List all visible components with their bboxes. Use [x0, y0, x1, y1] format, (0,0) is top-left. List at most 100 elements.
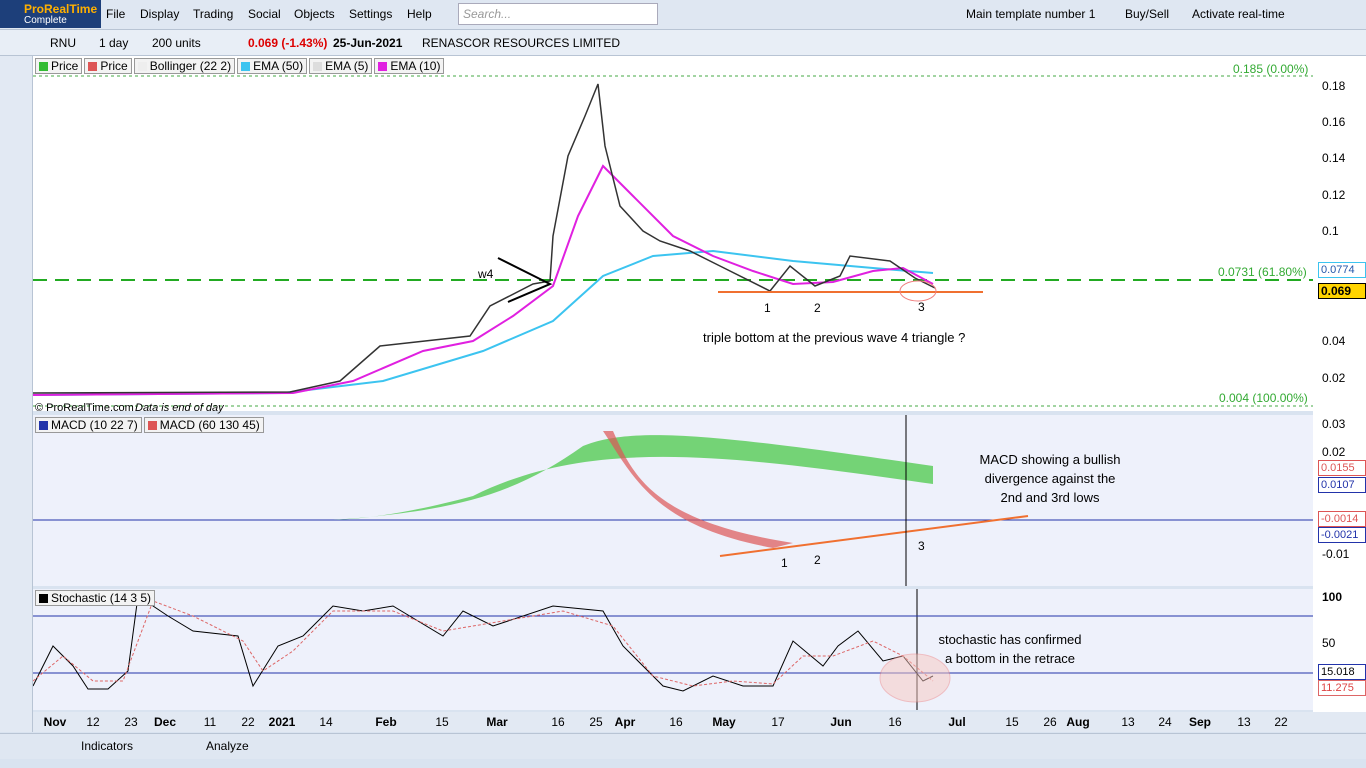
search-box[interactable]: Search... — [458, 3, 658, 25]
legend-text: Price — [51, 59, 79, 73]
legend-swatch — [88, 62, 98, 71]
units[interactable]: 200 units — [152, 36, 201, 50]
stoch-note: stochastic has confirmed a bottom in the … — [920, 630, 1100, 668]
x-tick-label: 12 — [86, 715, 100, 729]
legend-text: MACD (60 130 45) — [159, 418, 260, 432]
x-tick-label: Jun — [830, 715, 852, 729]
legend-swatch — [39, 62, 48, 71]
last-price: 0.069 (-1.43%) — [248, 36, 328, 50]
menu-item[interactable]: Help — [407, 7, 432, 21]
x-tick-label: 15 — [435, 715, 449, 729]
legend-swatch — [147, 421, 157, 430]
note-line: stochastic has confirmed — [938, 632, 1082, 647]
legend-item: Price — [35, 58, 83, 74]
legend-text: EMA (50) — [253, 59, 304, 73]
x-tick-label: 24 — [1158, 715, 1172, 729]
menu-item[interactable]: Trading — [193, 7, 234, 21]
macd-tag: 0.0107 — [1318, 477, 1366, 493]
y-tick-label: 0.16 — [1322, 115, 1346, 129]
y-tick-label: 0.18 — [1322, 79, 1346, 93]
chart-area — [33, 56, 1366, 732]
highlight — [899, 280, 937, 302]
macd-tag: 0.0155 — [1318, 460, 1366, 476]
menu-item[interactable]: Objects — [294, 7, 335, 21]
x-tick-label: Jul — [948, 715, 966, 729]
menu-item[interactable]: Social — [248, 7, 281, 21]
value-axis — [1313, 56, 1366, 716]
ema-50 — [33, 249, 934, 396]
x-tick-label: 25 — [589, 715, 603, 729]
macd-tag: -0.0021 — [1318, 527, 1366, 543]
y-tick-label: 0.02 — [1322, 445, 1346, 459]
y-tick-label: 0.02 — [1322, 371, 1346, 385]
x-tick-label: May — [712, 715, 736, 729]
note: triple bottom at the previous wave 4 tri… — [703, 330, 966, 345]
x-tick-label: Sep — [1188, 715, 1212, 729]
x-tick-label: 22 — [1274, 715, 1288, 729]
macd-legend: MACD (10 22 7) MACD (60 130 45) — [35, 417, 266, 433]
logo[interactable]: ProRealTime Complete — [0, 0, 101, 28]
legend-item: EMA (10) — [374, 58, 445, 74]
macd-trendline — [719, 515, 1029, 557]
ticker[interactable]: RNU — [50, 36, 76, 50]
price-legend: Price Price Bollinger (22 2) EMA (50) EMA (5… — [35, 58, 446, 74]
real-time[interactable]: Activate real-time — [1192, 7, 1285, 21]
legend-item: Bollinger (22 2) — [133, 58, 236, 74]
x-tick-label: 15 — [1005, 715, 1019, 729]
indicators-button[interactable]: Indicators — [81, 739, 134, 753]
note-line: 2nd and 3rd lows — [1000, 490, 1100, 505]
x-tick-label: 26 — [1043, 715, 1057, 729]
x-tick-label: 17 — [771, 715, 785, 729]
menu-bar: ProRealTime Complete File Display Trading S… — [0, 0, 1366, 30]
legend-text: Price — [100, 59, 128, 73]
price-line — [33, 83, 936, 394]
x-tick-label: Dec — [153, 715, 177, 729]
x-tick-label: 13 — [1121, 715, 1135, 729]
macd-fill-red — [603, 431, 793, 548]
menu-item[interactable]: File — [106, 7, 126, 21]
x-tick-label: 23 — [124, 715, 138, 729]
note-line: MACD showing a bullish — [979, 452, 1121, 467]
analyze-button[interactable]: Analyze — [206, 739, 249, 753]
stoch-legend: Stochastic (14 3 5) — [35, 590, 156, 606]
macd-fill — [333, 435, 933, 520]
legend-text: EMA (5) — [325, 59, 369, 73]
buy-sell[interactable]: Buy/Sell — [1125, 7, 1170, 21]
y-tick-label: 100 — [1322, 590, 1343, 604]
legend-swatch — [39, 421, 48, 430]
period[interactable]: 1 day — [99, 36, 129, 50]
copyright: © ProRealTime.com — [35, 402, 134, 414]
stoch-highlight — [879, 653, 951, 703]
note-line: a bottom in the retrace — [944, 651, 1076, 666]
y-tick-label: 0.14 — [1322, 151, 1346, 165]
legend-swatch — [241, 62, 251, 71]
template[interactable]: Main template number 1 — [966, 7, 1096, 21]
triangle — [497, 257, 553, 303]
x-tick-label: 16 — [551, 715, 565, 729]
x-tick-label: 16 — [888, 715, 902, 729]
menu-item[interactable]: Settings — [349, 7, 393, 21]
app-edition: Complete — [24, 15, 67, 26]
x-tick-label: 2021 — [268, 715, 296, 729]
x-tick-label: Feb — [375, 715, 397, 729]
macd-note: MACD showing a bullish divergence against… — [960, 450, 1140, 507]
stoch-k — [33, 595, 934, 692]
x-tick-label: 13 — [1237, 715, 1251, 729]
ema-tag: 0.0774 — [1318, 262, 1366, 278]
note: 2 — [814, 301, 821, 315]
y-tick-label: 0.04 — [1322, 334, 1346, 348]
menu-item[interactable]: Display — [140, 7, 180, 21]
legend-text: EMA (10) — [390, 59, 441, 73]
legend-text: Bollinger (22 2) — [149, 59, 232, 73]
legend-item: MACD (10 22 7) — [35, 417, 142, 433]
instrument-name: RENASCOR RESOURCES LIMITED — [422, 36, 621, 50]
date: 25-Jun-2021 — [333, 36, 403, 50]
note: 2 — [814, 553, 821, 567]
note-line: divergence against the — [984, 471, 1116, 486]
y-tick-label: 50 — [1322, 636, 1336, 650]
data-note: Data is end of day — [135, 402, 224, 414]
stoch-tag: 11.275 — [1318, 680, 1366, 696]
x-tick-label: 16 — [669, 715, 683, 729]
note: 1 — [781, 556, 788, 570]
macd-tag: -0.0014 — [1318, 511, 1366, 527]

======

위 기록의 모든 줄에서 "x-tick-label"를 "x-axis-label"(으)로 바꾸고 나머지는 그대로 둔 채 다시 제시하세요. 그림은 답에서 제외하세요.

List all visible components with their bboxes. Use [x0, y0, x1, y1] format, (0,0) is top-left. List at most 100 elements.
search-box[interactable]: Search... — [458, 3, 658, 25]
legend-text: Price — [51, 59, 79, 73]
legend-swatch — [88, 62, 98, 71]
units[interactable]: 200 units — [152, 36, 201, 50]
stoch-note: stochastic has confirmed a bottom in the … — [920, 630, 1100, 668]
x-axis-label: 12 — [86, 715, 100, 729]
legend-text: MACD (60 130 45) — [159, 418, 260, 432]
x-axis-label: Jun — [830, 715, 852, 729]
legend-swatch — [39, 62, 48, 71]
last-price: 0.069 (-1.43%) — [248, 36, 328, 50]
menu-item[interactable]: Help — [407, 7, 432, 21]
x-axis-label: 15 — [435, 715, 449, 729]
legend-swatch — [147, 421, 157, 430]
note-line: stochastic has confirmed — [938, 632, 1082, 647]
legend-item: Price — [35, 58, 83, 74]
legend-text: EMA (50) — [253, 59, 304, 73]
x-axis-label: 24 — [1158, 715, 1172, 729]
menu-item[interactable]: Trading — [193, 7, 234, 21]
macd-tag: 0.0107 — [1318, 477, 1366, 493]
y-tick-label: 0.16 — [1322, 115, 1346, 129]
y-tick-label: 0.18 — [1322, 79, 1346, 93]
chart-area — [33, 56, 1366, 732]
highlight — [899, 280, 937, 302]
macd-tag: 0.0155 — [1318, 460, 1366, 476]
menu-item[interactable]: Objects — [294, 7, 335, 21]
x-axis-label: Jul — [948, 715, 966, 729]
menu-item[interactable]: Social — [248, 7, 281, 21]
value-axis — [1313, 56, 1366, 716]
ema-50 — [33, 249, 934, 396]
x-axis-label: 25 — [589, 715, 603, 729]
macd-tag: -0.0021 — [1318, 527, 1366, 543]
y-tick-label: 0.02 — [1322, 445, 1346, 459]
y-tick-label: 0.02 — [1322, 371, 1346, 385]
x-axis-label: May — [712, 715, 736, 729]
note: triple bottom at the previous wave 4 tri… — [703, 330, 966, 345]
x-axis-label: Sep — [1188, 715, 1212, 729]
x-axis-label: 22 — [1274, 715, 1288, 729]
macd-legend: MACD (10 22 7) MACD (60 130 45) — [35, 417, 266, 433]
logo[interactable]: ProRealTime Complete — [0, 0, 101, 28]
legend-item: EMA (10) — [374, 58, 445, 74]
macd-trendline — [719, 515, 1029, 557]
ticker[interactable]: RNU — [50, 36, 76, 50]
price-legend: Price Price Bollinger (22 2) EMA (50) EMA (5… — [35, 58, 446, 74]
real-time[interactable]: Activate real-time — [1192, 7, 1285, 21]
legend-item: Bollinger (22 2) — [133, 58, 236, 74]
x-axis-label: 15 — [1005, 715, 1019, 729]
indicators-button[interactable]: Indicators — [81, 739, 134, 753]
note-line: 2nd and 3rd lows — [1000, 490, 1100, 505]
x-axis-label: 26 — [1043, 715, 1057, 729]
x-axis-label: 17 — [771, 715, 785, 729]
menu-bar: ProRealTime Complete File Display Trading S… — [0, 0, 1366, 30]
legend-text: Price — [100, 59, 128, 73]
price-line — [33, 83, 936, 394]
x-axis-label: Dec — [153, 715, 177, 729]
x-axis-label: 13 — [1121, 715, 1135, 729]
macd-fill-red — [603, 431, 793, 548]
menu-item[interactable]: File — [106, 7, 126, 21]
x-axis-label: 23 — [124, 715, 138, 729]
note-line: MACD showing a bullish — [979, 452, 1121, 467]
analyze-button[interactable]: Analyze — [206, 739, 249, 753]
stoch-legend: Stochastic (14 3 5) — [35, 590, 156, 606]
macd-fill — [333, 435, 933, 520]
legend-text: EMA (5) — [325, 59, 369, 73]
buy-sell[interactable]: Buy/Sell — [1125, 7, 1170, 21]
y-tick-label: 100 — [1322, 590, 1343, 604]
legend-swatch — [39, 421, 48, 430]
period[interactable]: 1 day — [99, 36, 129, 50]
copyright: © ProRealTime.com — [35, 402, 134, 414]
stoch-highlight — [879, 653, 951, 703]
note-line: a bottom in the retrace — [944, 651, 1076, 666]
y-tick-label: 0.14 — [1322, 151, 1346, 165]
legend-swatch — [241, 62, 251, 71]
template[interactable]: Main template number 1 — [966, 7, 1096, 21]
triangle — [497, 257, 553, 303]
x-axis-label: 16 — [551, 715, 565, 729]
x-axis-label: 16 — [888, 715, 902, 729]
menu-item[interactable]: Settings — [349, 7, 393, 21]
app-edition: Complete — [24, 15, 67, 26]
x-axis-label: 2021 — [268, 715, 296, 729]
x-axis-label: Feb — [375, 715, 397, 729]
macd-note: MACD showing a bullish divergence against… — [960, 450, 1140, 507]
stoch-k — [33, 595, 934, 692]
x-axis-label: 13 — [1237, 715, 1251, 729]
ema-tag: 0.0774 — [1318, 262, 1366, 278]
note: 2 — [814, 301, 821, 315]
y-tick-label: 0.04 — [1322, 334, 1346, 348]
menu-item[interactable]: Display — [140, 7, 180, 21]
legend-text: EMA (10) — [390, 59, 441, 73]
legend-text: Bollinger (22 2) — [149, 59, 232, 73]
legend-item: MACD (10 22 7) — [35, 417, 142, 433]
instrument-name: RENASCOR RESOURCES LIMITED — [422, 36, 621, 50]
date: 25-Jun-2021 — [333, 36, 403, 50]
note: 2 — [814, 553, 821, 567]
note-line: divergence against the — [984, 471, 1116, 486]
y-tick-label: 50 — [1322, 636, 1336, 650]
data-note: Data is end of day — [135, 402, 224, 414]
stoch-tag: 11.275 — [1318, 680, 1366, 696]
x-axis-label: 16 — [669, 715, 683, 729]
note: 1 — [781, 556, 788, 570]
macd-tag: -0.0014 — [1318, 511, 1366, 527]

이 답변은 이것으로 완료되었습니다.